Tally the lines below that contain the word "Círculo", and give only that number.

________

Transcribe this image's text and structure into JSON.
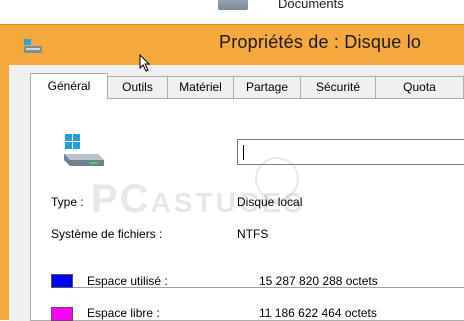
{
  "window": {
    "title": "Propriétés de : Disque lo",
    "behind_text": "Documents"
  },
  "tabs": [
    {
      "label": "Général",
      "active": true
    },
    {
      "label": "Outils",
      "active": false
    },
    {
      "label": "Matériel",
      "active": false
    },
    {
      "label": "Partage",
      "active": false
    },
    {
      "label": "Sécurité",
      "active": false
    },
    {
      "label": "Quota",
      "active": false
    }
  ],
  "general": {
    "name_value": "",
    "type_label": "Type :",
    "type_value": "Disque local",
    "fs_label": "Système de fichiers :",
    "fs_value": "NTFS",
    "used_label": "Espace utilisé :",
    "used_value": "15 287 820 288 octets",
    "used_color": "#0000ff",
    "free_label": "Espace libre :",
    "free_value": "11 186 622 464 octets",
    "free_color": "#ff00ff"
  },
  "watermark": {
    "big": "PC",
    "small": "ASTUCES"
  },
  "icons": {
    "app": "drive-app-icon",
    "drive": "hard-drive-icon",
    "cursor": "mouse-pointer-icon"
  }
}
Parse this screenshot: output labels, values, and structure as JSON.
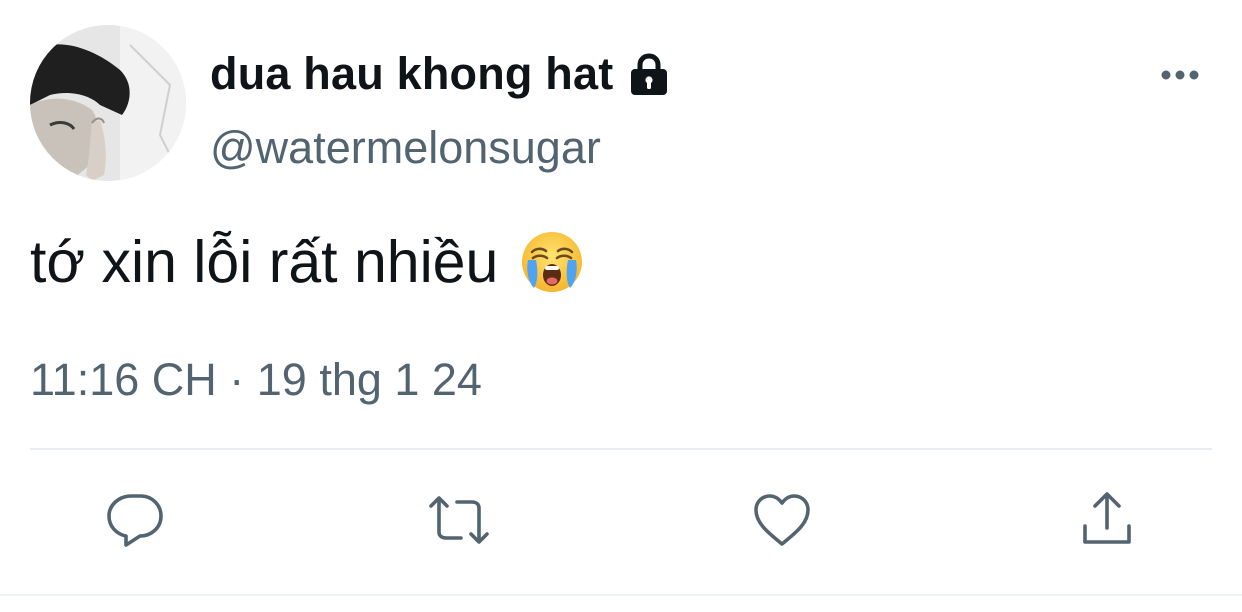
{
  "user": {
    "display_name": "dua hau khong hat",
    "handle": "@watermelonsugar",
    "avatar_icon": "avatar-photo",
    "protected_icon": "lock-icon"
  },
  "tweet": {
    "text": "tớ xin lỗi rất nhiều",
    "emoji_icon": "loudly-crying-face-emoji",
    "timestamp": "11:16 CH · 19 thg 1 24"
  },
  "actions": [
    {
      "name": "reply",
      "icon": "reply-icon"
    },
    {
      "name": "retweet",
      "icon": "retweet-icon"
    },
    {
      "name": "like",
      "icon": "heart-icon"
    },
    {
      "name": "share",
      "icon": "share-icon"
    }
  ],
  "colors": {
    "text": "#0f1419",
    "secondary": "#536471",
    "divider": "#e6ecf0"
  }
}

________

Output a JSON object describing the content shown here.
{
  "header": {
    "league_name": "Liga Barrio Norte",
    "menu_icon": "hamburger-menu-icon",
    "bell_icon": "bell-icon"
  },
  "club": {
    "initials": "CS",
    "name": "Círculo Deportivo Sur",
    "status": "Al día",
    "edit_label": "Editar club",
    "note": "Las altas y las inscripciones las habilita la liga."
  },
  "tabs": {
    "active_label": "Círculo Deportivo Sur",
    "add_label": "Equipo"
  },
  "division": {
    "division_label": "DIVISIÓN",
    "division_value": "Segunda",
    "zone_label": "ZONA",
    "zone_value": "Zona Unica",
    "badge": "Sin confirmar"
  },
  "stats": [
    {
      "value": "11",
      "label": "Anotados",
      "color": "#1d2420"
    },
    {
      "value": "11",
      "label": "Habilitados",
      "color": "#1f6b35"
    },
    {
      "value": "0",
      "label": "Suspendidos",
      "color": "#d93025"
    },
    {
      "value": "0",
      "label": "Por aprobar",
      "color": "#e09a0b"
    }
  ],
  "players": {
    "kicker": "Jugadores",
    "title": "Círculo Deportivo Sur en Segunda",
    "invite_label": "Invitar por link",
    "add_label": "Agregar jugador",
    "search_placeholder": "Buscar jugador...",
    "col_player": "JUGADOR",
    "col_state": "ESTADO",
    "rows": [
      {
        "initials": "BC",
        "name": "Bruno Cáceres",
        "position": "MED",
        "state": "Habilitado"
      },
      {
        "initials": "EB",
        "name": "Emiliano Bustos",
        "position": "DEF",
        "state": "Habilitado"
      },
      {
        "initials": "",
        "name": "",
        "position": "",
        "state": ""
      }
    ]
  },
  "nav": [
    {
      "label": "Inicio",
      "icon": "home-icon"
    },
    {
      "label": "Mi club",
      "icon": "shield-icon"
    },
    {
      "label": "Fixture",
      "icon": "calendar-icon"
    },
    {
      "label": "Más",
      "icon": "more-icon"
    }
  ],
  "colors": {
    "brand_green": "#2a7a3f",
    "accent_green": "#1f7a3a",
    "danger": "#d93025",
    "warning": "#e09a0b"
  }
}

________

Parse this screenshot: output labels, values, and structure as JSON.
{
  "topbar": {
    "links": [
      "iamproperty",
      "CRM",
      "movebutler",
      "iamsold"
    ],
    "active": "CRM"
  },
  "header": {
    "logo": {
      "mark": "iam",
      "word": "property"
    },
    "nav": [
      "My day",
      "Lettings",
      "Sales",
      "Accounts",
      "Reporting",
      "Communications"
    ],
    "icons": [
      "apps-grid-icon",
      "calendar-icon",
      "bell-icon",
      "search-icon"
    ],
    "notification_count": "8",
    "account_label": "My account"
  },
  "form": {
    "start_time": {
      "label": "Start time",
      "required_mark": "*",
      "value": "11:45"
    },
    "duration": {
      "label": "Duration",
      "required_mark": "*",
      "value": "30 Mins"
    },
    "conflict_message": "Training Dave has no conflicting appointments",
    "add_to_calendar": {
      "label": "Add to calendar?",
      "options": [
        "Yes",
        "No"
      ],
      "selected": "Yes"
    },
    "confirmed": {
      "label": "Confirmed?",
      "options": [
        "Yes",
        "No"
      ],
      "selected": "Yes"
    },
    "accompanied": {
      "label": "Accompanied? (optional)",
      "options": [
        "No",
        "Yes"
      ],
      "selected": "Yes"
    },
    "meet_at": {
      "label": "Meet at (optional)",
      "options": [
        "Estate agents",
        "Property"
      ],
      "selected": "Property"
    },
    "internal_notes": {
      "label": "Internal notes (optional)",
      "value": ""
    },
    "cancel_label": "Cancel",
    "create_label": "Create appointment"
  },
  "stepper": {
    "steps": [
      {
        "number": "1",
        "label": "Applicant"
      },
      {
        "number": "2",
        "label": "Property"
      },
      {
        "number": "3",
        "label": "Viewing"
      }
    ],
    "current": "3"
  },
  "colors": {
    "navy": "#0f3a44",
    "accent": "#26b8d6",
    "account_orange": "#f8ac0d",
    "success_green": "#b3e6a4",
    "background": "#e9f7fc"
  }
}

________

Result below >>
3